# SUPPLIED TEXT

FWIW: a comparison of beam coverage between 2 EA41s vs 1 EA81 is interesting. 

Skipping the accident of how I wound up with 2 EA41 lights, I had been using the EA41s together as a 'poor man's' longer-range light. I like the general beam coverage of the EA41s and especially the smaller more portable size of the EA41. Generally most of the ~1000 lumen lights have a beam with adequate spill/spot, but the range is a bit short for the ranges possible on my daily walks. I do not want all flood, nor all throw. My ranges are limited to the distances that I can still identify the moving animal in mixed (open woods w/road or path) terrain, which is generally under ~200 meters. 

The EA81 does have a noticeable doughnut hole, and it is visible in normal use, same as the earlier version of that 8xAA light from Nitecore, the EA8. I had that light and gave it away - the range was OK, but not bright enough. The EA81 satisfies my range and brightness wants. The size of the EA81 doughnut hole seems to be smaller than the EA8 had and it can be ignored in actual use.

# INFORMATION SHOWN
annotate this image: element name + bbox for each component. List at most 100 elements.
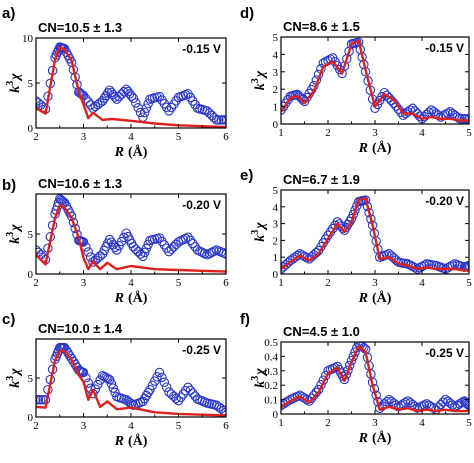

# THE TASKS
A. Please extract everything in the flashlight post from "The EA81 does" down to "in actual use.", keeping the wording unchanged.
B. Answer these from the flashlight post, marking each answer to match:
(i) Under roughly what distance are the writer's ranges generally limited?
(ii) How many AA batteries does the EA8 take?
(iii) Why did the writer give the EA8 away?
C. Summarize the flashlight post in two sentences.
Answer using only the flashlight post, not the data.

# SOLUTIONS BELOW
A.
The EA81 does have a noticeable doughnut hole, and it is visible in normal use, same as the earlier version of that 8xAA light from Nitecore, the EA8. I had that light and gave it away - the range was OK, but not bright enough. The EA81 satisfies my range and brightness wants. The size of the EA81 doughnut hole seems to be smaller than the EA8 had and it can be ignored in actual use.

B.
(i) About 200 meters.
(ii) Eight.
(iii) It was not bright enough, though its range was OK.

C. The writer has used two EA41 lights together as a "poor man's" longer-range light, liking their beam coverage and small size but finding most ~1000 lumen lights a bit short on range for daily walks where animals must be identified under about 200 meters. The EA81 has a visible doughnut hole like the earlier EA8, which the writer gave away for not being bright enough, but its hole seems smaller and can be ignored, and the light satisfies the writer's range and brightness wants.